■ Task ■
Every line that contains the word "both" should be copied out.

■ Extracted data ■
____________
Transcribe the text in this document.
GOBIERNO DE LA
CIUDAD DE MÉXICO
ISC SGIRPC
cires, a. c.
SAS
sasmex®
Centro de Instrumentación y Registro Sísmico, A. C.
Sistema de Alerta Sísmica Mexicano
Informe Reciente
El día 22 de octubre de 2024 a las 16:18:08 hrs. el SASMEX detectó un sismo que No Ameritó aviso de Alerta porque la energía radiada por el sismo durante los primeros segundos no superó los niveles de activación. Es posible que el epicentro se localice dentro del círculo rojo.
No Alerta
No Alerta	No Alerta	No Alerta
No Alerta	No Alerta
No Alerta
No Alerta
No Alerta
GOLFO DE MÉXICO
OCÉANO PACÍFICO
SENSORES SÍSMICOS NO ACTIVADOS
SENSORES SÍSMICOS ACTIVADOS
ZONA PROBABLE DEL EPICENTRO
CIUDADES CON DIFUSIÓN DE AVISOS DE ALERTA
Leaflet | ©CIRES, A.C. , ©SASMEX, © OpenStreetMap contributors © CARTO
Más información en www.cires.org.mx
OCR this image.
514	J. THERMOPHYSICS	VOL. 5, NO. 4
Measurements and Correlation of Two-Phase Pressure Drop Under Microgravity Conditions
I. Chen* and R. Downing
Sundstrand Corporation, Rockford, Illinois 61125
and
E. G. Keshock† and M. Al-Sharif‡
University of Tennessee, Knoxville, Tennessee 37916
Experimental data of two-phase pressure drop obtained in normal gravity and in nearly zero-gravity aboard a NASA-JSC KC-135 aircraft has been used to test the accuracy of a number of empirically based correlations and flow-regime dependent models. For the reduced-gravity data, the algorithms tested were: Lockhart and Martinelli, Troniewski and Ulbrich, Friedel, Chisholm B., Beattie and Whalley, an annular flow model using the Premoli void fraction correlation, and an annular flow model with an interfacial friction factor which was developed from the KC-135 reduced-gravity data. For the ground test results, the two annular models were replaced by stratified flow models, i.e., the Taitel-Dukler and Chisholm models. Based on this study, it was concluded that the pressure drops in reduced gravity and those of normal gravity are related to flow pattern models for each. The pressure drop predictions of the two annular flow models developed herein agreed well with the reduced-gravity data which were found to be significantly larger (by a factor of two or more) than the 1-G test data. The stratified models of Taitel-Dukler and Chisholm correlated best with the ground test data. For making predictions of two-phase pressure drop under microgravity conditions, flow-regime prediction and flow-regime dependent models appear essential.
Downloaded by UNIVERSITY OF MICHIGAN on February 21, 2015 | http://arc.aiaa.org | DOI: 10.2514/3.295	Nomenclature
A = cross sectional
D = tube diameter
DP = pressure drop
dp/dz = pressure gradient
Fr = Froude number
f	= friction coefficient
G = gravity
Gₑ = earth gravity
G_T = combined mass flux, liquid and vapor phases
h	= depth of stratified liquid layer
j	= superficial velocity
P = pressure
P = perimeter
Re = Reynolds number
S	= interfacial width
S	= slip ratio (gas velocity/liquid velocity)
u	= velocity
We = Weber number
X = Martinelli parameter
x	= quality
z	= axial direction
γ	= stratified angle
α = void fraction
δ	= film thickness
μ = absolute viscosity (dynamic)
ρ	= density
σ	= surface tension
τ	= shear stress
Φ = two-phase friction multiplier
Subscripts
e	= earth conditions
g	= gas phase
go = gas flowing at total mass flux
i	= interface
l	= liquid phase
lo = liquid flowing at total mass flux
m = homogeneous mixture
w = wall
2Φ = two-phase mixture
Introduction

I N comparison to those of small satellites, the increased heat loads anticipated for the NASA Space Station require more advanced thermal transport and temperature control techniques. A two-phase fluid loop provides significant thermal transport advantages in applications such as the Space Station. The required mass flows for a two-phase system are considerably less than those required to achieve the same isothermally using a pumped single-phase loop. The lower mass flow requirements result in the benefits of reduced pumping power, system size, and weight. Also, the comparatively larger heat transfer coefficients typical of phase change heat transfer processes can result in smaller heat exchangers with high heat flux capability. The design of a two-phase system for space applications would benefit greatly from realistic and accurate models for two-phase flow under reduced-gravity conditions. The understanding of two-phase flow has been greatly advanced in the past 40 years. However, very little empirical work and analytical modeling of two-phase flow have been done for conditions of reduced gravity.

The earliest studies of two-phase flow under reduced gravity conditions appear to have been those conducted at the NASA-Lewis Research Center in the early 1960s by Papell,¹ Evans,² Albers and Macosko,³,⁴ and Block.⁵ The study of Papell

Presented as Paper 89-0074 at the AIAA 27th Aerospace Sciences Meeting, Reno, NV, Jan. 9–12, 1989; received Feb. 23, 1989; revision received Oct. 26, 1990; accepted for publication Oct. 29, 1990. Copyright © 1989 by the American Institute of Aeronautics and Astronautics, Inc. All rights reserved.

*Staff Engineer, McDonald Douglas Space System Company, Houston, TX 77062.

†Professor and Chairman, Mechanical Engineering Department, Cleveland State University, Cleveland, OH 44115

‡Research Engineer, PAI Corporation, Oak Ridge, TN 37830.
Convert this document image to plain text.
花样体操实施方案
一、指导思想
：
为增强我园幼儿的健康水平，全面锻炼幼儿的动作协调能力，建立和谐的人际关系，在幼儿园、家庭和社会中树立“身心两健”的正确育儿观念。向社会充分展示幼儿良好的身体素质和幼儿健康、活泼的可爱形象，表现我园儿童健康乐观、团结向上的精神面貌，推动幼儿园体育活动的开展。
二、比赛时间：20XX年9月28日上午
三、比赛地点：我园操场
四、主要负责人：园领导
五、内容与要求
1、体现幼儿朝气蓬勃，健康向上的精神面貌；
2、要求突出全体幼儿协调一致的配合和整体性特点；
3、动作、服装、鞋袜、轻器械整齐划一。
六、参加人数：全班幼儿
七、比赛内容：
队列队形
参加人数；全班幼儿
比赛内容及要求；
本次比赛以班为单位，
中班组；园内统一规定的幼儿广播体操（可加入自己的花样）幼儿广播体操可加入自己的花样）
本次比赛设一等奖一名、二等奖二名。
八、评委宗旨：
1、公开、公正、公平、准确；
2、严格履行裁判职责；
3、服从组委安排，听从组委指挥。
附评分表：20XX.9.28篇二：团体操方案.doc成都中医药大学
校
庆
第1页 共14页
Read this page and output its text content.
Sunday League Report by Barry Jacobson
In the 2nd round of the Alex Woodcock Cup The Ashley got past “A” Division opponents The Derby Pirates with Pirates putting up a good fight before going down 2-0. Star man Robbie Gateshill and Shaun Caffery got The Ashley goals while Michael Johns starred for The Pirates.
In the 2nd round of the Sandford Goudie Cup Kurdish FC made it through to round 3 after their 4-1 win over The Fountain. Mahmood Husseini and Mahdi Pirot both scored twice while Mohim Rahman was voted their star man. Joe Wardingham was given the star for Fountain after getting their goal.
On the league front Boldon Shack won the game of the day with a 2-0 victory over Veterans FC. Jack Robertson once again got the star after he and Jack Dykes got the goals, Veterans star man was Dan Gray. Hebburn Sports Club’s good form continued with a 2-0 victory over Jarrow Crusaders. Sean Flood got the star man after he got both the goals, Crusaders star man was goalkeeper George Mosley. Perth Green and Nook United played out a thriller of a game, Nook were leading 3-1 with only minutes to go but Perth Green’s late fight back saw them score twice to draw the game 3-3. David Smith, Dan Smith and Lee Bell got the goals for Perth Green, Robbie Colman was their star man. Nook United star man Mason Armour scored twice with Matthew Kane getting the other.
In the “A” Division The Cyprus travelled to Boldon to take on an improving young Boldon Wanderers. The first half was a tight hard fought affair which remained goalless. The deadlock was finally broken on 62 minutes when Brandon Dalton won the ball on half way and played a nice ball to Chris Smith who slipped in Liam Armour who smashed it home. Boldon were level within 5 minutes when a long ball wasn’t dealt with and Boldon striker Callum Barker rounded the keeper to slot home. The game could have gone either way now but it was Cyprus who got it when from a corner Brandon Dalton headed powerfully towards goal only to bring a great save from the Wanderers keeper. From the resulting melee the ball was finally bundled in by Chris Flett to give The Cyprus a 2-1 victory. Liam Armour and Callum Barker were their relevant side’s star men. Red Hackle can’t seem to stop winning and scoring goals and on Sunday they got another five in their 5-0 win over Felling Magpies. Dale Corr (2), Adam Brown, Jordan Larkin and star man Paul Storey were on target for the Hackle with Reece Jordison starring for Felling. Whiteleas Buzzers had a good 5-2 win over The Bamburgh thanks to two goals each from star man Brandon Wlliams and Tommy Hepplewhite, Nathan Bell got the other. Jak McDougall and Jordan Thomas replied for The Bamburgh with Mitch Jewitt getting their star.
____________
■ Solution for this problem ■
In the 2nd round of the Sandford Goudie Cup Kurdish FC made it through to round 3 after their 4-1 win over The Fountain. Mahmood Husseini and Mahdi Pirot both scored twice while Mohim Rahman was voted their star man. Joe Wardingham was given the star for Fountain after getting their goal.
On the league front Boldon Shack won the game of the day with a 2-0 victory over Veterans FC. Jack Robertson once again got the star after he and Jack Dykes got the goals, Veterans star man was Dan Gray. Hebburn Sports Club’s good form continued with a 2-0 victory over Jarrow Crusaders. Sean Flood got the star man after he got both the goals, Crusaders star man was goalkeeper George Mosley. Perth Green and Nook United played out a thriller of a game, Nook were leading 3-1 with only minutes to go but Perth Green’s late fight back saw them score twice to draw the game 3-3. David Smith, Dan Smith and Lee Bell got the goals for Perth Green, Robbie Colman was their star man. Nook United star man Mason Armour scored twice with Matthew Kane getting the other.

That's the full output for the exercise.